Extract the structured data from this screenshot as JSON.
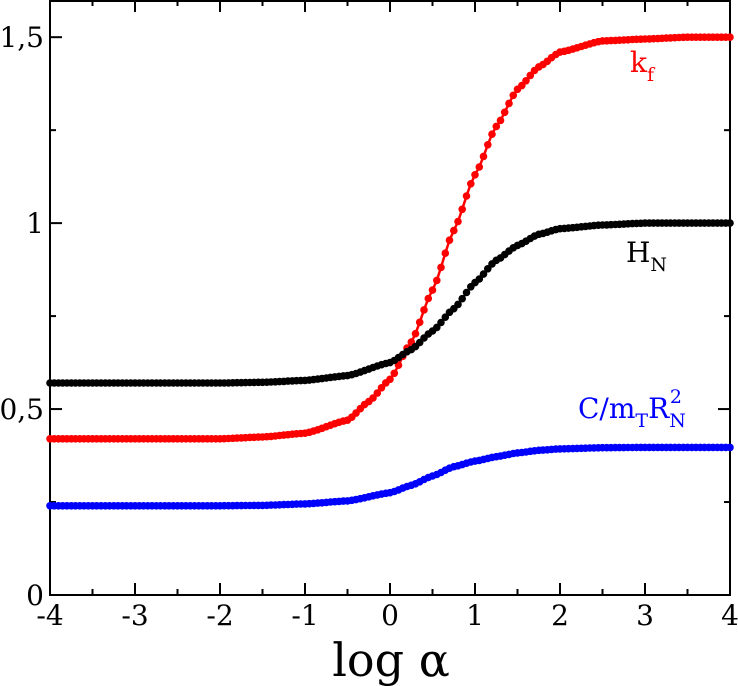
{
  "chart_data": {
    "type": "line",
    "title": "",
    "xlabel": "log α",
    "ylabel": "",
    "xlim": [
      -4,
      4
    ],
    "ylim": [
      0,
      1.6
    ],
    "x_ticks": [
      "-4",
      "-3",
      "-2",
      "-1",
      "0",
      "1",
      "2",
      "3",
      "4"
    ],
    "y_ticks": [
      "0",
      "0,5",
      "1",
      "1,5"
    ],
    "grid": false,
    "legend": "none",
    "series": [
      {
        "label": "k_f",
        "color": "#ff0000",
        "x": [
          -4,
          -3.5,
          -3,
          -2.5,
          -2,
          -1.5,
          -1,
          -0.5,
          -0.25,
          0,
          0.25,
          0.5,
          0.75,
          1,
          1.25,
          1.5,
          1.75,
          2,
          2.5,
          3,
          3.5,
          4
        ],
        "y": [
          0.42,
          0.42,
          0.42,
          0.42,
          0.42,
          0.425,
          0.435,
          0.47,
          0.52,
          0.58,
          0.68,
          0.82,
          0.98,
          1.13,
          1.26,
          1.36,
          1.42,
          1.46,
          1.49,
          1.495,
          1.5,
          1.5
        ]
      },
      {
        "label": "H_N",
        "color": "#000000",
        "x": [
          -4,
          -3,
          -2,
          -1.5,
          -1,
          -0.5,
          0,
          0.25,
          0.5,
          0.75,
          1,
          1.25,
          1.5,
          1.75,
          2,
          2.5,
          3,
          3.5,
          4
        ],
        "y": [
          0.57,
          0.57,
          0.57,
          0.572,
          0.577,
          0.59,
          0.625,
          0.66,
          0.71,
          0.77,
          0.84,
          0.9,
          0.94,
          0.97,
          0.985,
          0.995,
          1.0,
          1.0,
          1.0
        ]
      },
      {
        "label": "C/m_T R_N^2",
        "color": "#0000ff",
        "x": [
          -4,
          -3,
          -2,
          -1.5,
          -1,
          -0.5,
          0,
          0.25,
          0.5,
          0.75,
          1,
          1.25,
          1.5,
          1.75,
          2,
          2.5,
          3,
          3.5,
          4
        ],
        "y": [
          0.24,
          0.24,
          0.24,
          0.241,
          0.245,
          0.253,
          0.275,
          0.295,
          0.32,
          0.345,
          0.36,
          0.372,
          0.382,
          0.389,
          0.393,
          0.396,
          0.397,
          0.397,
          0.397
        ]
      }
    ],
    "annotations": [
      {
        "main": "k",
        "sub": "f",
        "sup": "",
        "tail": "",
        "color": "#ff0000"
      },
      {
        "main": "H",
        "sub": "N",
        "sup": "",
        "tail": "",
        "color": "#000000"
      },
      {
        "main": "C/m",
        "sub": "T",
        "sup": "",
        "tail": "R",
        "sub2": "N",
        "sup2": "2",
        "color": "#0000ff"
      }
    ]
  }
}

---

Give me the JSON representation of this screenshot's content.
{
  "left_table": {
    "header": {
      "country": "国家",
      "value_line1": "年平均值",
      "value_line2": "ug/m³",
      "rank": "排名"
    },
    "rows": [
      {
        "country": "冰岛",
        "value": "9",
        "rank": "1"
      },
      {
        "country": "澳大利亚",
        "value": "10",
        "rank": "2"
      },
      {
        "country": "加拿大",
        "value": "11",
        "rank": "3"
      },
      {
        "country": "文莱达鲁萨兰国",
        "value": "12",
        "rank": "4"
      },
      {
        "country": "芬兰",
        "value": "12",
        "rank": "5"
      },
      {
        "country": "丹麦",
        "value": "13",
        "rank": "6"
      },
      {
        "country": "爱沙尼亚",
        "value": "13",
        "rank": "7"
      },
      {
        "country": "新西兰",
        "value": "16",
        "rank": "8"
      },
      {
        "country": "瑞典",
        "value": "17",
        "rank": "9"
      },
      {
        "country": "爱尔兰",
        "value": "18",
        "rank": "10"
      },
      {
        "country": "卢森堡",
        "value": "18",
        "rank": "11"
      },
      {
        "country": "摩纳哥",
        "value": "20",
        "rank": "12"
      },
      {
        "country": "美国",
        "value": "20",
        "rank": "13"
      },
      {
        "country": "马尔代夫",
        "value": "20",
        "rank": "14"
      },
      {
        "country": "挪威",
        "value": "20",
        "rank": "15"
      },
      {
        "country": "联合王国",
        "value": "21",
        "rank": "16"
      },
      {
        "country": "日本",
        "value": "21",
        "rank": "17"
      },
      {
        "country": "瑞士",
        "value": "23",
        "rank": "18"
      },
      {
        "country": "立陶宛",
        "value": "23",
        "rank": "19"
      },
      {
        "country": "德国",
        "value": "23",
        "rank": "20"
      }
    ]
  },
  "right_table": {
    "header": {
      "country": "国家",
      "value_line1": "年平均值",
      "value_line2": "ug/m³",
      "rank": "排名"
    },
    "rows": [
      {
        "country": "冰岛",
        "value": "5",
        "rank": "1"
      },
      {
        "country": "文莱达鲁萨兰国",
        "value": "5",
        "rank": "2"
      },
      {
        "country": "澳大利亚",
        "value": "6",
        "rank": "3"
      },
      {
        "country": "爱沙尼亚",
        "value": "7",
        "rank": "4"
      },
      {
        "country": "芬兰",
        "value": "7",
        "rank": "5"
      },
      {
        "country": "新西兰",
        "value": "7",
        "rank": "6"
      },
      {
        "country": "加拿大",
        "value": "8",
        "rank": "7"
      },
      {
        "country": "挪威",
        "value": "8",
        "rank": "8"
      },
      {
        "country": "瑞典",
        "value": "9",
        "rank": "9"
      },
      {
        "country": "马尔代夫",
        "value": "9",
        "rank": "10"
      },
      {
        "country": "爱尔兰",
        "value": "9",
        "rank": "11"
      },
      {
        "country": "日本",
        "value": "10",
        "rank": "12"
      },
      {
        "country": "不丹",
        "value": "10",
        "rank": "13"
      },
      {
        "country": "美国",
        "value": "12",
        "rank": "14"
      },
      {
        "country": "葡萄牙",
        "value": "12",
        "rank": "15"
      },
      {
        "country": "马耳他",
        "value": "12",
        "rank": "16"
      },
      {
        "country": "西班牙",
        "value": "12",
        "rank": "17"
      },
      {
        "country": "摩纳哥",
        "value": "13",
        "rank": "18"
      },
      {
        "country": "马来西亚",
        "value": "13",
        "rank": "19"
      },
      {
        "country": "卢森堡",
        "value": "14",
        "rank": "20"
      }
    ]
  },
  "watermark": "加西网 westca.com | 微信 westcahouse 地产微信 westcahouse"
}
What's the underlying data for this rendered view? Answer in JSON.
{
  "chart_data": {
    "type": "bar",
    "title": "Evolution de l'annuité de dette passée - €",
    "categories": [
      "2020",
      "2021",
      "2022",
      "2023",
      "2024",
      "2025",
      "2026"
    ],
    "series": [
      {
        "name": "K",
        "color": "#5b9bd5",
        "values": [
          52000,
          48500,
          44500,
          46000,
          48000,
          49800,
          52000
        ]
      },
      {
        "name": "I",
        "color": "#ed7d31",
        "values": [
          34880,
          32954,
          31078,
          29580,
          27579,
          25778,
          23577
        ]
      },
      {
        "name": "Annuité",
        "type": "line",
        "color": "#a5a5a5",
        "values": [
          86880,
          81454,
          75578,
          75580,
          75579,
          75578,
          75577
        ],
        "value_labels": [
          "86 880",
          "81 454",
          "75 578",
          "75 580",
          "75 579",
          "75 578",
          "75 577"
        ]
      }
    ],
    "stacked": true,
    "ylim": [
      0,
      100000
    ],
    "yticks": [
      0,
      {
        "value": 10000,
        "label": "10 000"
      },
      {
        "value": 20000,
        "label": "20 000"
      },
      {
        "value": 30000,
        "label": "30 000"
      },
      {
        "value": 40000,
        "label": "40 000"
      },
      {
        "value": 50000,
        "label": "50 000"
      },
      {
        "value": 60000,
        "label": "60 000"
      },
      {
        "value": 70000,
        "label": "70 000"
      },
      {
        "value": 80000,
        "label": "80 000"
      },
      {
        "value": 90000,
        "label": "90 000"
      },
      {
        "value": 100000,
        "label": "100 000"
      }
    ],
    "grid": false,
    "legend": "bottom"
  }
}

(Goal): Out of the preceding entries, pull every line containing the string "screenshot".

(Exercise output):
Extract the structured data from this screenshot as JSON.
Give me the JSON representation of this screenshot's content.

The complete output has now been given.